> _INPUT FOR THIS TASK_
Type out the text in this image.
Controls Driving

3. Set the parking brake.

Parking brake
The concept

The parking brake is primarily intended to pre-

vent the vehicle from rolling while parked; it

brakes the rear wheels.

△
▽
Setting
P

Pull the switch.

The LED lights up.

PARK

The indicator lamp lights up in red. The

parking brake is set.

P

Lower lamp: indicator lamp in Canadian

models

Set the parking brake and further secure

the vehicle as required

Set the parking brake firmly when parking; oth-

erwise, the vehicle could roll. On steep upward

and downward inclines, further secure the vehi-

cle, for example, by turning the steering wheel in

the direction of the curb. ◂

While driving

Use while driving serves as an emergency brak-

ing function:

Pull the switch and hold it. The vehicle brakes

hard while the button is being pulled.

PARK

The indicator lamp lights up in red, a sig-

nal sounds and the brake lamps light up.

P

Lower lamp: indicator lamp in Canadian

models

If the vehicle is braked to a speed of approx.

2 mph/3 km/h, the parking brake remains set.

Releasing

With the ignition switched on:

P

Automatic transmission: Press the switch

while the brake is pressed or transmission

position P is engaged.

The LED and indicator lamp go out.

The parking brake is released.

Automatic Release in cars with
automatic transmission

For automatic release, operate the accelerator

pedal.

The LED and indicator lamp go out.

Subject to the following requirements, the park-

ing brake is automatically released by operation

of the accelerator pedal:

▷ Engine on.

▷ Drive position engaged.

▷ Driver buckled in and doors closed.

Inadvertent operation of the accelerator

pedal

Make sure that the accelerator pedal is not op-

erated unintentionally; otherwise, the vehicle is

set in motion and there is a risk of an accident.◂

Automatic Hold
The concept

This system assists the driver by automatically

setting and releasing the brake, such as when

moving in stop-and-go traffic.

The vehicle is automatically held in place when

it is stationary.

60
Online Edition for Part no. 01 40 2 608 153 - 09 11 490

> _AIM OF THE TASK_
All of the entries must be quoted exactly; please include each one.

> _WRITTEN RESPONSE_
Type out the text in this image.
Controls Driving

3. Set the parking brake.

Parking brake
The concept

The parking brake is primarily intended to pre-

vent the vehicle from rolling while parked; it

brakes the rear wheels.

△
▽
Setting
P

Pull the switch.

The LED lights up.

PARK

The indicator lamp lights up in red. The

parking brake is set.

P

Lower lamp: indicator lamp in Canadian

models

Set the parking brake and further secure

the vehicle as required

Set the parking brake firmly when parking; oth-

erwise, the vehicle could roll. On steep upward

and downward inclines, further secure the vehi-

cle, for example, by turning the steering wheel in

the direction of the curb. ◂

While driving

Use while driving serves as an emergency brak-

ing function:

Pull the switch and hold it. The vehicle brakes

hard while the button is being pulled.

PARK

The indicator lamp lights up in red, a sig-

nal sounds and the brake lamps light up.

P

Lower lamp: indicator lamp in Canadian

models

If the vehicle is braked to a speed of approx.

2 mph/3 km/h, the parking brake remains set.

Releasing

With the ignition switched on:

P

Automatic transmission: Press the switch

while the brake is pressed or transmission

position P is engaged.

The LED and indicator lamp go out.

The parking brake is released.

Automatic Release in cars with
automatic transmission

For automatic release, operate the accelerator

pedal.

The LED and indicator lamp go out.

Subject to the following requirements, the park-

ing brake is automatically released by operation

of the accelerator pedal:

▷ Engine on.

▷ Drive position engaged.

▷ Driver buckled in and doors closed.

Inadvertent operation of the accelerator

pedal

Make sure that the accelerator pedal is not op-

erated unintentionally; otherwise, the vehicle is

set in motion and there is a risk of an accident.◂

Automatic Hold
The concept

This system assists the driver by automatically

setting and releasing the brake, such as when

moving in stop-and-go traffic.

The vehicle is automatically held in place when

it is stationary.

60
Online Edition for Part no. 01 40 2 608 153 - 09 11 490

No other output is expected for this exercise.